Collected data:

☆ ☆ ☆ ☆

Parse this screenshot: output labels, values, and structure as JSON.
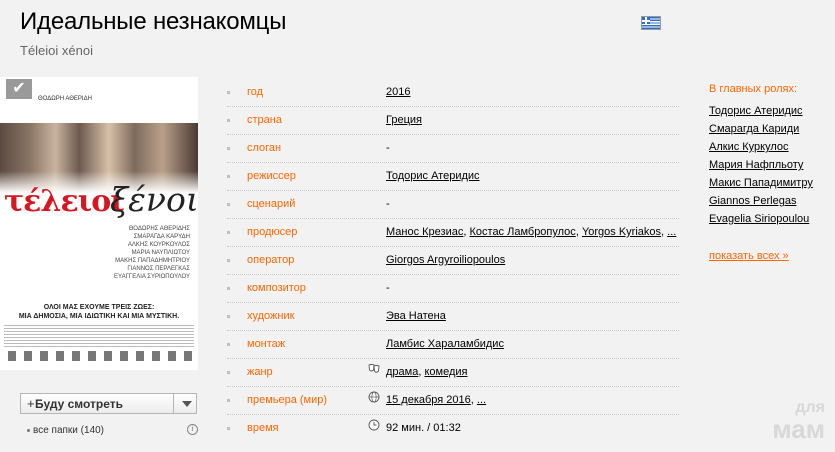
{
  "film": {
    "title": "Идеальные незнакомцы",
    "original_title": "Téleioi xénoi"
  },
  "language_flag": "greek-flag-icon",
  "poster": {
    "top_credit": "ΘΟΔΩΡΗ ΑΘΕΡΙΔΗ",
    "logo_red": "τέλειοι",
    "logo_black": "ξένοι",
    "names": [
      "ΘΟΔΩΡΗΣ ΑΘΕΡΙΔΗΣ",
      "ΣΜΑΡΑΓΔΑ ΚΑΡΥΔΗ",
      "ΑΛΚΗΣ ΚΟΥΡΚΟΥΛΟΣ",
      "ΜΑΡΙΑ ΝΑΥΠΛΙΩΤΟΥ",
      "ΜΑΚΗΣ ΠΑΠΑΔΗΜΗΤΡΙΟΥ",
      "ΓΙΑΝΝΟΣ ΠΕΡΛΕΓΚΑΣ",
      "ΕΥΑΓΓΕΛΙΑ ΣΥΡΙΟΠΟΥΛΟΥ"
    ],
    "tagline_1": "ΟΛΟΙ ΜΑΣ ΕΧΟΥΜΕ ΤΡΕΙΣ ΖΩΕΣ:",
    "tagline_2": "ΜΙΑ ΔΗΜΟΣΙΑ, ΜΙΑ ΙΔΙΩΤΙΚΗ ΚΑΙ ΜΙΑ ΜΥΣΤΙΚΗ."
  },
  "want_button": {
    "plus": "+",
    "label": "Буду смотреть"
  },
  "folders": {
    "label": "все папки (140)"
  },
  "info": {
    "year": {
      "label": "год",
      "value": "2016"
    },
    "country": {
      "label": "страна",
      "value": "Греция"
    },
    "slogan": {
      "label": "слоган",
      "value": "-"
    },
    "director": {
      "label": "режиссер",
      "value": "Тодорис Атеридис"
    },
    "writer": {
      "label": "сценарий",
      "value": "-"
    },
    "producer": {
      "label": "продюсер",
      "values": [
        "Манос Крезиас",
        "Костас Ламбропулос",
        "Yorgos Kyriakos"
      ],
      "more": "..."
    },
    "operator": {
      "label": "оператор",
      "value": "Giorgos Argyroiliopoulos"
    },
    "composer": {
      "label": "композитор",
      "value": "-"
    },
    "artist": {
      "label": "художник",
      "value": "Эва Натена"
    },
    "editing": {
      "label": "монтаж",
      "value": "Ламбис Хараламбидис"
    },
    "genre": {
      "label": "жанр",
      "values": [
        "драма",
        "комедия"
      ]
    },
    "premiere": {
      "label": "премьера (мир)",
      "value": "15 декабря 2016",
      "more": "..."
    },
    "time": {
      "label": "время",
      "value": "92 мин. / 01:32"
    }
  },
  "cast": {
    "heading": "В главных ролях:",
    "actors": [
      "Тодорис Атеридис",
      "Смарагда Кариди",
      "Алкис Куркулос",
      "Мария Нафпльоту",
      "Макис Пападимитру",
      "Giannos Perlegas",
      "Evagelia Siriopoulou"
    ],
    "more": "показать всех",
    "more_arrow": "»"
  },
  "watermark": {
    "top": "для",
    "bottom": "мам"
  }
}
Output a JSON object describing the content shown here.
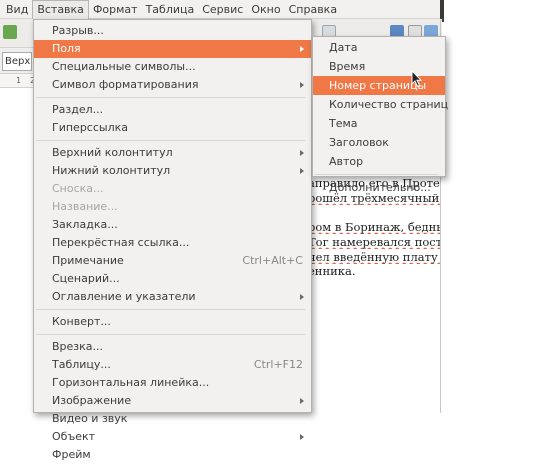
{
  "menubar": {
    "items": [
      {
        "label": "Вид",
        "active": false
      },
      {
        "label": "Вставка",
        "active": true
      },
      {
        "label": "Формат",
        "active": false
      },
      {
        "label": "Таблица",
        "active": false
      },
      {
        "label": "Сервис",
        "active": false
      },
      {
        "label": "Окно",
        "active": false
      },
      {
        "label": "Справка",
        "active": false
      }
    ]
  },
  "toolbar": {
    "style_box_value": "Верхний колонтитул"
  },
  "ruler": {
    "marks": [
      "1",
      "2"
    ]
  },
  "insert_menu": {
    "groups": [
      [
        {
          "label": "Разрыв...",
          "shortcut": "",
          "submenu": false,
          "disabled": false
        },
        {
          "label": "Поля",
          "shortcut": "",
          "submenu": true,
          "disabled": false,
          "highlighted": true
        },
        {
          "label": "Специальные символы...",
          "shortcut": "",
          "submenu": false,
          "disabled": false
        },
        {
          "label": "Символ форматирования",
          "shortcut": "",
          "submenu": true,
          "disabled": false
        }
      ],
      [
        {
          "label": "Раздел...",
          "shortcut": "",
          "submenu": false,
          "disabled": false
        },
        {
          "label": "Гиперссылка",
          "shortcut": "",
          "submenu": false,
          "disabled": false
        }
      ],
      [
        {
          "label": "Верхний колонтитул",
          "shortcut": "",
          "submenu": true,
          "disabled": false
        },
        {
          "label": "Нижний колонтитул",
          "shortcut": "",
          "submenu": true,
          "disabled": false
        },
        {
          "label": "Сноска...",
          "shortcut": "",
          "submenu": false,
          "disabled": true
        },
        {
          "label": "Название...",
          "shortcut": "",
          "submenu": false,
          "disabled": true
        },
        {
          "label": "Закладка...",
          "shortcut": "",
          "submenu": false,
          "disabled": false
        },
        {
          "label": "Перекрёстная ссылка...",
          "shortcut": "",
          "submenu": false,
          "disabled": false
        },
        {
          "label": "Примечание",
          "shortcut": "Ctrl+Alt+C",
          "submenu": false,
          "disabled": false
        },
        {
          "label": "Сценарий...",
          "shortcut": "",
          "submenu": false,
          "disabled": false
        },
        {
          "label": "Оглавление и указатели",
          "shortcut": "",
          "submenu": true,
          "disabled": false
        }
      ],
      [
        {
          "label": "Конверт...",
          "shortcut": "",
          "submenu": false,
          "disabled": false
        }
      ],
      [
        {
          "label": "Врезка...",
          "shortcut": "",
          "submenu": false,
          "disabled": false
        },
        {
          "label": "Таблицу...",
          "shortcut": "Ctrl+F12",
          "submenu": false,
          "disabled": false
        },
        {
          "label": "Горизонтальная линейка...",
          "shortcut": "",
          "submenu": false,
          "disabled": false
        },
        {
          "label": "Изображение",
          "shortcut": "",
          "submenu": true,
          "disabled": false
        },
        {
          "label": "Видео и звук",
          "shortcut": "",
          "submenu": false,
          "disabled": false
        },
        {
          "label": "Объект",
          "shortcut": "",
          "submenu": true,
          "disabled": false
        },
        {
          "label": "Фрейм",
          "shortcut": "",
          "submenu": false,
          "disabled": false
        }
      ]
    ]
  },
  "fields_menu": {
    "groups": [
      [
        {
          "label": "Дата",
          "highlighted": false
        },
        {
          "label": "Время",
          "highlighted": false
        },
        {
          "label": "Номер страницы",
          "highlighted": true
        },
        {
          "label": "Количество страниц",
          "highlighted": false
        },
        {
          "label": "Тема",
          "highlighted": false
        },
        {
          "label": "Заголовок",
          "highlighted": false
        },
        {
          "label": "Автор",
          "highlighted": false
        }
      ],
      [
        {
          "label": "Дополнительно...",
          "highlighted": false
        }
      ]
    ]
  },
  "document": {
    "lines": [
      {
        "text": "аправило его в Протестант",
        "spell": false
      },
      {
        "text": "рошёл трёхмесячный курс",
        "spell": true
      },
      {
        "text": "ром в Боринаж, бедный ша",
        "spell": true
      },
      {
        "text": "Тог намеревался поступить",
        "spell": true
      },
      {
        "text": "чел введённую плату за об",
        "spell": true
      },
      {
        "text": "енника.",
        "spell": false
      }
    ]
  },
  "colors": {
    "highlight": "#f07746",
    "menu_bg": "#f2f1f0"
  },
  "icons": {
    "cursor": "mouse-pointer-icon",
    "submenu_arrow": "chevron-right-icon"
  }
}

☆ ☆ ☆ ☆

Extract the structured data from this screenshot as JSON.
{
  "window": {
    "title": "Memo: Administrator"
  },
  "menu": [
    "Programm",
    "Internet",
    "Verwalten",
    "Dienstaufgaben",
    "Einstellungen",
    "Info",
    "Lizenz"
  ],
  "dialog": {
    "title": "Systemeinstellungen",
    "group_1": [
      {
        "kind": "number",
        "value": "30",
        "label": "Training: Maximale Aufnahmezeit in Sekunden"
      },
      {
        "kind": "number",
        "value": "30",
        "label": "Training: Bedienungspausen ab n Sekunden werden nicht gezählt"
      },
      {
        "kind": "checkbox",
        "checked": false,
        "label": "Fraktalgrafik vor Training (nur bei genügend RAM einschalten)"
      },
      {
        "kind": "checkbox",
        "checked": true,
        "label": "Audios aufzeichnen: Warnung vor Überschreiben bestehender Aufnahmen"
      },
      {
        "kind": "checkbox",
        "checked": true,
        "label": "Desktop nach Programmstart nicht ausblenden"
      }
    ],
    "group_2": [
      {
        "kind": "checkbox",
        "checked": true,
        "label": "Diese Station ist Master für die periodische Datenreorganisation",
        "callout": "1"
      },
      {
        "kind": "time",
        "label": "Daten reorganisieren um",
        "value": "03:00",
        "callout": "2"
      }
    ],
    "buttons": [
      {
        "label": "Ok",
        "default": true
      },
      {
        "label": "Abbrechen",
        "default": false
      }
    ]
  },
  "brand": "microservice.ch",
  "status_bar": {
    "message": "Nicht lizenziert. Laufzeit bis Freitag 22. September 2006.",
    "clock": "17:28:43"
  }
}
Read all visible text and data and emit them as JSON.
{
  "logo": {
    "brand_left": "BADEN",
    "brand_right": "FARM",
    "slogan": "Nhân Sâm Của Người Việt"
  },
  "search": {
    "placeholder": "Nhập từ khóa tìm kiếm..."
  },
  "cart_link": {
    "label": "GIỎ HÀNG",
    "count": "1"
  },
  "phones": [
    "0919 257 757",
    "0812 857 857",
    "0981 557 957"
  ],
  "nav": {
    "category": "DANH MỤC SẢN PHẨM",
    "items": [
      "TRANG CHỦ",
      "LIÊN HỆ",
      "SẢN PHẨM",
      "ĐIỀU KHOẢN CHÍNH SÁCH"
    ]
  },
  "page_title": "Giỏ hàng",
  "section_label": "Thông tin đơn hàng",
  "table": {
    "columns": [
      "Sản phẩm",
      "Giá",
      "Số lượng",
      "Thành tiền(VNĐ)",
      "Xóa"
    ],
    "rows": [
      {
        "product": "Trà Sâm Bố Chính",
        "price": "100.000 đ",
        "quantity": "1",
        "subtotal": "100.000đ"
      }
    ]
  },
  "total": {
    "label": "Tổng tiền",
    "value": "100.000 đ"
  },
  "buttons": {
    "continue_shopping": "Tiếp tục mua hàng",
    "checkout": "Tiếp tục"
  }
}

☆ ☆ ☆ ☆

> AIM OF THE EXERCISE
Filter out all lines lacking the word "Tiếp" and copy the rest.

> THE SOLUTION
    "continue_shopping": "Tiếp tục mua hàng",
    "checkout": "Tiếp tục"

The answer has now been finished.